- _What needs to be done_: Among the entries, which lines carry the string "JSON"? Copy each of them.

- _Material provided_:
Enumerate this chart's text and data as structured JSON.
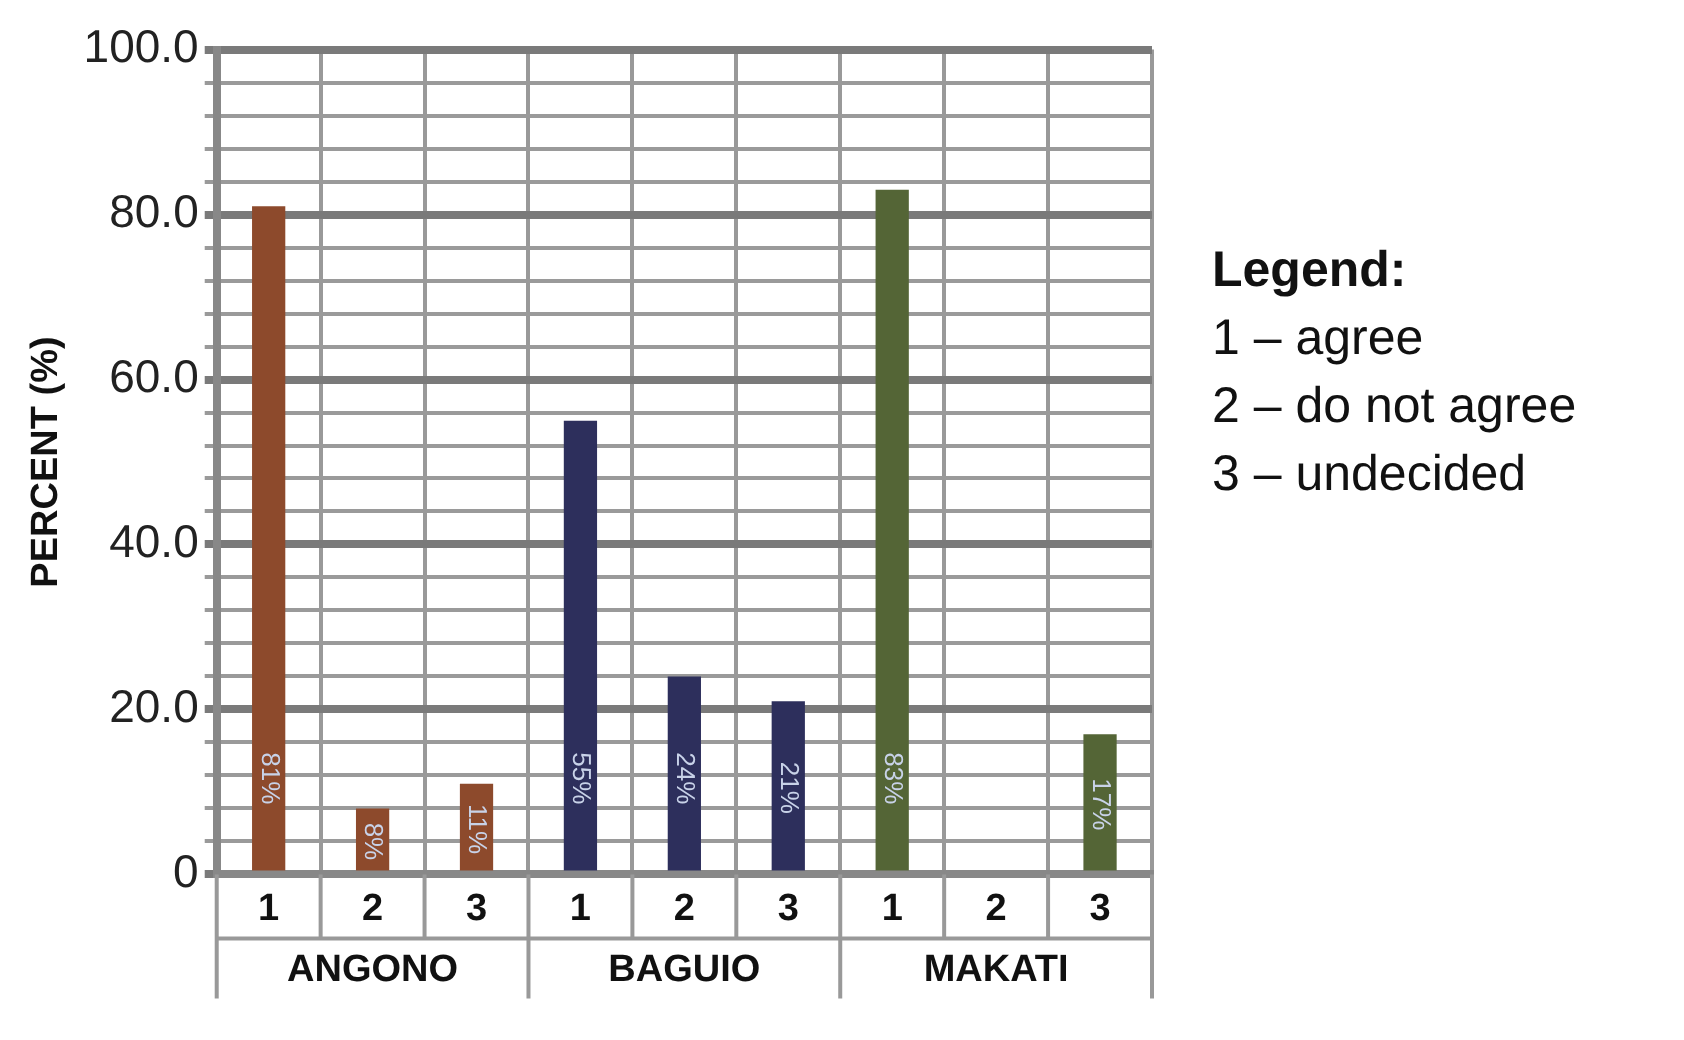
{
  "chart_data": {
    "type": "bar",
    "ylabel": "PERCENT (%)",
    "legend_title": "Legend:",
    "categories": [
      "1",
      "2",
      "3",
      "1",
      "2",
      "3",
      "1",
      "2",
      "3"
    ],
    "values": [
      81,
      8,
      11,
      55,
      24,
      21,
      83,
      null,
      17
    ],
    "colors": [
      "#8d4a2c",
      "#8d4a2c",
      "#8d4a2c",
      "#2d2f5c",
      "#2d2f5c",
      "#2d2f5c",
      "#546536",
      "#546536",
      "#546536"
    ],
    "value_labels": [
      "81%",
      "8%",
      "11%",
      "55%",
      "24%",
      "21%",
      "83%",
      null,
      "17%"
    ],
    "ylim": [
      0,
      100
    ],
    "yticks": [
      {
        "value": 0,
        "label": "0"
      },
      {
        "value": 4,
        "label": null
      },
      {
        "value": 8,
        "label": null
      },
      {
        "value": 12,
        "label": null
      },
      {
        "value": 16,
        "label": null
      },
      {
        "value": 20,
        "label": "20.0"
      },
      {
        "value": 24,
        "label": null
      },
      {
        "value": 28,
        "label": null
      },
      {
        "value": 32,
        "label": null
      },
      {
        "value": 36,
        "label": null
      },
      {
        "value": 40,
        "label": "40.0"
      },
      {
        "value": 44,
        "label": null
      },
      {
        "value": 48,
        "label": null
      },
      {
        "value": 52,
        "label": null
      },
      {
        "value": 56,
        "label": null
      },
      {
        "value": 60,
        "label": "60.0"
      },
      {
        "value": 64,
        "label": null
      },
      {
        "value": 68,
        "label": null
      },
      {
        "value": 72,
        "label": null
      },
      {
        "value": 76,
        "label": null
      },
      {
        "value": 80,
        "label": "80.0"
      },
      {
        "value": 84,
        "label": null
      },
      {
        "value": 88,
        "label": null
      },
      {
        "value": 92,
        "label": null
      },
      {
        "value": 96,
        "label": null
      },
      {
        "value": 100,
        "label": "100.0"
      }
    ],
    "grid": true,
    "annotations": [
      "ANGONO",
      "BAGUIO",
      "MAKATI",
      "1 – agree",
      "2 – do not agree",
      "3 – undecided"
    ]
  }
}
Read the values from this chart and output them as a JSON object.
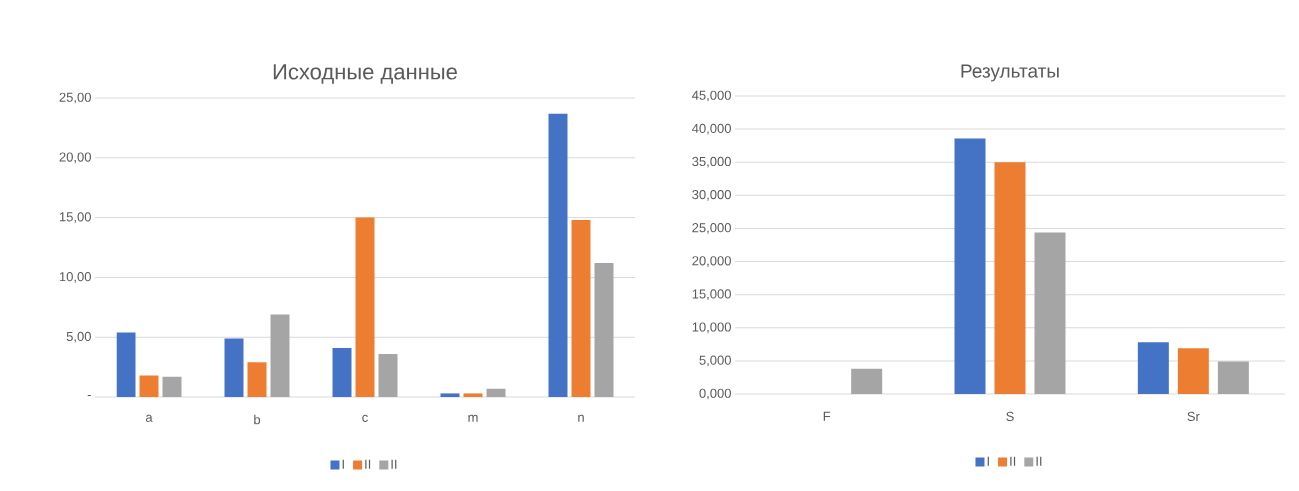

- _Answer in full_:
Enumerate this chart's text and data as structured JSON.
Read the values from this chart and output them as a JSON object.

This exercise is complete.